Given exercise 1
In the rows, switch "site-logo" to "brand-logo" from the line with "laptop-base: [0, 625, 1140, 647]" up to and including the line with "tabs-icon[interactable]: [1155, 582, 1169, 600]", and give only those lines back with everything else unchanged.

Source passage
NZ Glen : BodyCombat fanatic

BODYCOMBAT 61 filming (1 of 2!)

Posted on: May 7, 2014

Hey team! BODYCOMBAT 61 is in the bag! As some of you may know I now live in Dubai, and whilst it’s an amazing place to live I no longer get to experience the thrill of each and every Les Mills filming like I had for many many years. So I have to live vicariously through others… and thankfully I have some very amazing friends as every three months they’ll put pen to paper (or more accurately finger to keyboard!) to write a full report of each release for us. I now know just what it’s like to be on the other side of the world so I know how much these updates are appreciated!

Well you’re in for a bit of a treat this quarter as you not only get a full report about BODYCOMBAT 61 – you’re getting two! And I don’t doubt you’ll see a really interesting contrast between them. The first is from seasoned blogger and my dear friend Raina Singh. Now Raina is not only a very experienced instructor, but a long time member of Les Mills and much like myself a veteran filming attendee. In fact she may’ve even attended more filmings than myself over the years (which is saying something I think I’ve been to 15 or 16 of them!)

Odds are if you are reading this you’re in one of two camps; you’ve either attended a filming or, it is on your bucket list. Which is great! I highly recommend it! But definitely the first time you go it’s like ‘#OMFG-WTF-ERMAGHERD-THIS-IS-TOTES-UBER-AMAZEBALLS!!’ – which means quite often the reviews can be somewhat skewed by the epicness of your first LM Auckland experience.

Nothing wrong with that of course! But let’s just say Raina is not in that camp at all having been to more than a few! So what you’ll read is a little more “real”. Which makes her glowing report all the more meaningful. Without a doubt the review below is one of the most thorough and detailed you’ll ever see, so thank you so much Rai-Rai! On that note, enough jibberjabber from myself… here it is;


BODYCOMBAT 61 filming – by Raina Singh

When it comes to filmings I am pretty much immune to the excitement. In fact, if you were to encounter me at a filming I’d have the resemblance of a surly child in the backseat of the car on a family road trip whining “Are we there yet?” Most times in the last two or three years, and this is probably blasphemous in the Les Mills community, I don’t enjoy or want to go to filmings.

In the past, I have attended as a member. Which means I just swipe my membership keytag at reception, and in I go. This time, I wasn’t a member and had to collect a pass which had been organised by Les Mills New Zealand. Of course, I arrived and they had no pass for me. I know that this doesn’t usually happen to most instructors, but remember, I’m the surly child with the ‘Are we there yet?’ type psyche.

I had heard from several good information sources that LMI were holding auditions for the front row for BODYCOMBAT filming. I know that RPM filming has shifted to audition only attendance, and GRIT has always been audition only attendance. The reason is because of LMI’s relationship with Reebok, and the move to use the instructor masterclasses in Les Mills Virtual. I personally don’t take kindly to this approach – having been moved away from the front at a BODYJAM filming (back when I wasn’t the surly backseat child), I feel like it’s a massive dampener on peoples passion and enthusiasm.

However, for this filming that wasn’t the case. Rather, as instructors lined up to enter studio one, staff from LMI walked around with wristbands, chatted to people, and based on their attire and their comprehension, offered them wristbands which gave them access to the front row.

Records
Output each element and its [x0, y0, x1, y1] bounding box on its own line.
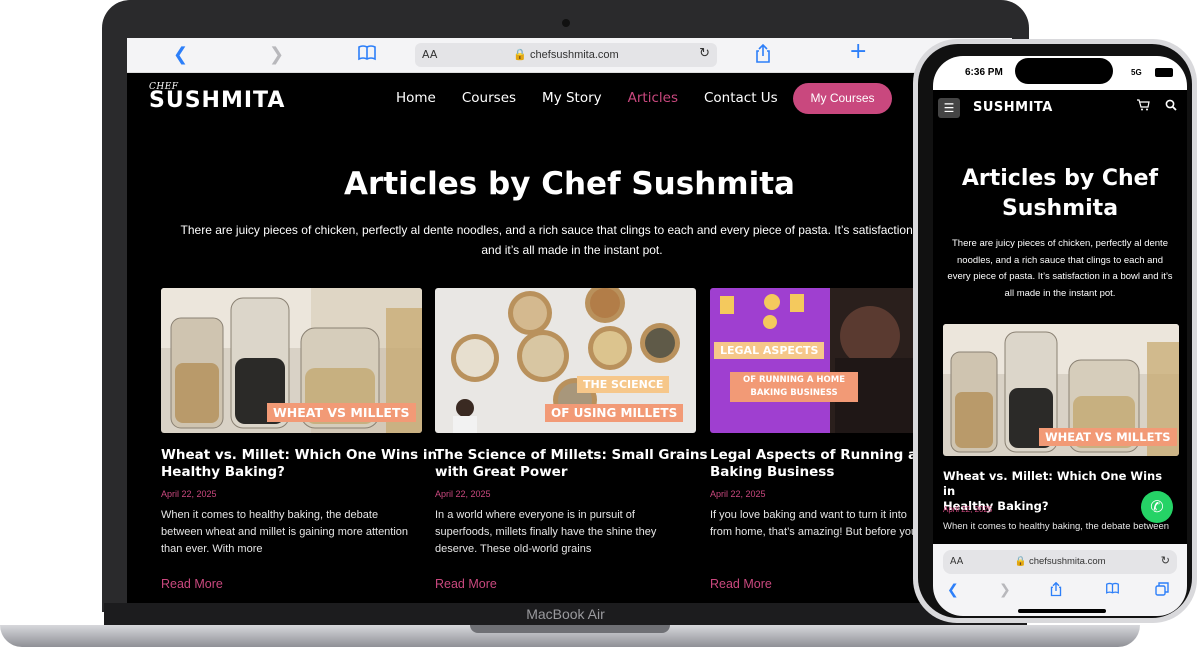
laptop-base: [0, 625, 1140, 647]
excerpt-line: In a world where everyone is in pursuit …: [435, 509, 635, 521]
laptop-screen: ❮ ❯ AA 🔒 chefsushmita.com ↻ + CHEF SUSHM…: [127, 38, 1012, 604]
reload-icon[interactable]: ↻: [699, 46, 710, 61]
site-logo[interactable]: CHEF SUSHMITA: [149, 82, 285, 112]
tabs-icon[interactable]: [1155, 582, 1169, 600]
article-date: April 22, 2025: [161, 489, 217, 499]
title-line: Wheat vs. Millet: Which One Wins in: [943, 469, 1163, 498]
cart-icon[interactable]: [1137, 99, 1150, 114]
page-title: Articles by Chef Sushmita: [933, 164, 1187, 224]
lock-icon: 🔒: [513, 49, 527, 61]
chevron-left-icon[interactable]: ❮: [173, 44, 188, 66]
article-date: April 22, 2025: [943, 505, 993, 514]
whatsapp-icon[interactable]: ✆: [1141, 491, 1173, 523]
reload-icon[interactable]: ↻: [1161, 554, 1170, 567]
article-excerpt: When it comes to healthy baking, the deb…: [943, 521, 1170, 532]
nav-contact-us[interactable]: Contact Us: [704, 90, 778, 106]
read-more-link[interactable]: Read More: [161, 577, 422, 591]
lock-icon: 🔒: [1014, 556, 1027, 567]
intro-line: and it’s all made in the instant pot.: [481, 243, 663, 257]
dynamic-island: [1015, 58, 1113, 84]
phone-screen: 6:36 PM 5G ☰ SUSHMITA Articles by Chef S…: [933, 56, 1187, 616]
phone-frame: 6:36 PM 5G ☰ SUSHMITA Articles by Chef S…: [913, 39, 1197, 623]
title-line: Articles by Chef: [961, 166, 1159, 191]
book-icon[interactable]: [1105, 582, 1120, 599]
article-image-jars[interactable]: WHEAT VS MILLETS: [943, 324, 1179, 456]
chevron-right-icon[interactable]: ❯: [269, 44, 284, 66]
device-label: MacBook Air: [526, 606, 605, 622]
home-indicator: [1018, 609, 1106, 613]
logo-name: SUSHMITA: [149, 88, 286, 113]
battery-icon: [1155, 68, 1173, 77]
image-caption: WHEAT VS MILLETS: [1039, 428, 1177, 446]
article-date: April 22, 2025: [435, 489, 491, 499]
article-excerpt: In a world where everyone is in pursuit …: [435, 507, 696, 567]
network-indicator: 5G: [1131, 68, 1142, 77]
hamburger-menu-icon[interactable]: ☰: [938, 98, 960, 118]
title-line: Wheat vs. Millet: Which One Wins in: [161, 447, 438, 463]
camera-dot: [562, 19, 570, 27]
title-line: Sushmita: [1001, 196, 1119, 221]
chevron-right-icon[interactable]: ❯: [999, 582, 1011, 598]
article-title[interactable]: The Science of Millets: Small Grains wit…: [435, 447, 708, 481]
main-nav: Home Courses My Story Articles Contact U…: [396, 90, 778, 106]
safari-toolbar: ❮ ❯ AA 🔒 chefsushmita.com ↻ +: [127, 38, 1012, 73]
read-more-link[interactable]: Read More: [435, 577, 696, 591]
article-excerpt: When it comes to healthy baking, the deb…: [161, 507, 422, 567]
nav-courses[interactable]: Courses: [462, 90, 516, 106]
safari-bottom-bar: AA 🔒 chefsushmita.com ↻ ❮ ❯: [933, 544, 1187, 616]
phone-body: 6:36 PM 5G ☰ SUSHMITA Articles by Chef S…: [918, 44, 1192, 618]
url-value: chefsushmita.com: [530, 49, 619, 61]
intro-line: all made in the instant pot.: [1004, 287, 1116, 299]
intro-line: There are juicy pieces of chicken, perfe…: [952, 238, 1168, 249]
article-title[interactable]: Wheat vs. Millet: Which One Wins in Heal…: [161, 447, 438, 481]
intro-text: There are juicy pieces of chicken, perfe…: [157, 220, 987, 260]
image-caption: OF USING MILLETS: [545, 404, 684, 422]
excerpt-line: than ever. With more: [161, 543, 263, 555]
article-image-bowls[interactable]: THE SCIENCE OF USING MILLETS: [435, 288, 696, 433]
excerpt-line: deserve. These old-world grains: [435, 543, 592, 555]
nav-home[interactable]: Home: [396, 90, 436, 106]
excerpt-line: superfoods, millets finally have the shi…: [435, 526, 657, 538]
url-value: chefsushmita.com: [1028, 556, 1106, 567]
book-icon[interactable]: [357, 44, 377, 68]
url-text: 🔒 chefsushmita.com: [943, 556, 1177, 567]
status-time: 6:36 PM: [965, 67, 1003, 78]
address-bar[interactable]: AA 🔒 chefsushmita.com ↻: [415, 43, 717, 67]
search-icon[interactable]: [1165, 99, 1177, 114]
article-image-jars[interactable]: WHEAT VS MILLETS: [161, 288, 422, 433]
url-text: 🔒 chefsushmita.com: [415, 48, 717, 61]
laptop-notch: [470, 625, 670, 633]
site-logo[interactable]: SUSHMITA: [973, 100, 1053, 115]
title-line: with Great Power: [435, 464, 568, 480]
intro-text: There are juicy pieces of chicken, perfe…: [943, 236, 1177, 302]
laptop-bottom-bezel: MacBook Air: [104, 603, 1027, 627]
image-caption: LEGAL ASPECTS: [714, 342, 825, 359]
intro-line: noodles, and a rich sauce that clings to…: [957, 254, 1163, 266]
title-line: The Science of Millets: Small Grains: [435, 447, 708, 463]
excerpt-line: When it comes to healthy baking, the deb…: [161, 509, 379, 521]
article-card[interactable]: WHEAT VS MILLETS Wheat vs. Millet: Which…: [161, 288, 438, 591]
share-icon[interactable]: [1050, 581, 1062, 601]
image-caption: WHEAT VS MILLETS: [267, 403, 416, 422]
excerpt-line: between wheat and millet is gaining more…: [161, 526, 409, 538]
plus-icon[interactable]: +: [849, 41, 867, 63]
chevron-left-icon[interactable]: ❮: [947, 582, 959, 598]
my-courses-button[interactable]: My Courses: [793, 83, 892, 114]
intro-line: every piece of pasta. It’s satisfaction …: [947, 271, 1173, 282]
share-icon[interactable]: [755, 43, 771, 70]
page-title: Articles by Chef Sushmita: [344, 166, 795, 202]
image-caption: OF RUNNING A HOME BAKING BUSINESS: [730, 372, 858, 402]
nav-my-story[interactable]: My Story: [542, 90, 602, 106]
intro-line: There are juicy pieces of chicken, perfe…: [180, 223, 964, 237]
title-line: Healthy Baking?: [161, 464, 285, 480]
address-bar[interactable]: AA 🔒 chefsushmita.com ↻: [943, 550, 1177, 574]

Given exercise 2
In the BODYCOMBAT 61 filming post, what did LMI staff offer instructors to give them access to the front row?

Right answer 1
laptop-base: [0, 625, 1140, 647]
excerpt-line: In a world where everyone is in pursuit …: [435, 509, 635, 521]
laptop-screen: ❮ ❯ AA 🔒 chefsushmita.com ↻ + CHEF SUSHM…: [127, 38, 1012, 604]
reload-icon[interactable]: ↻: [699, 46, 710, 61]
brand-logo[interactable]: CHEF SUSHMITA: [149, 82, 285, 112]
tabs-icon[interactable]: [1155, 582, 1169, 600]

Right answer 2
Wristbands.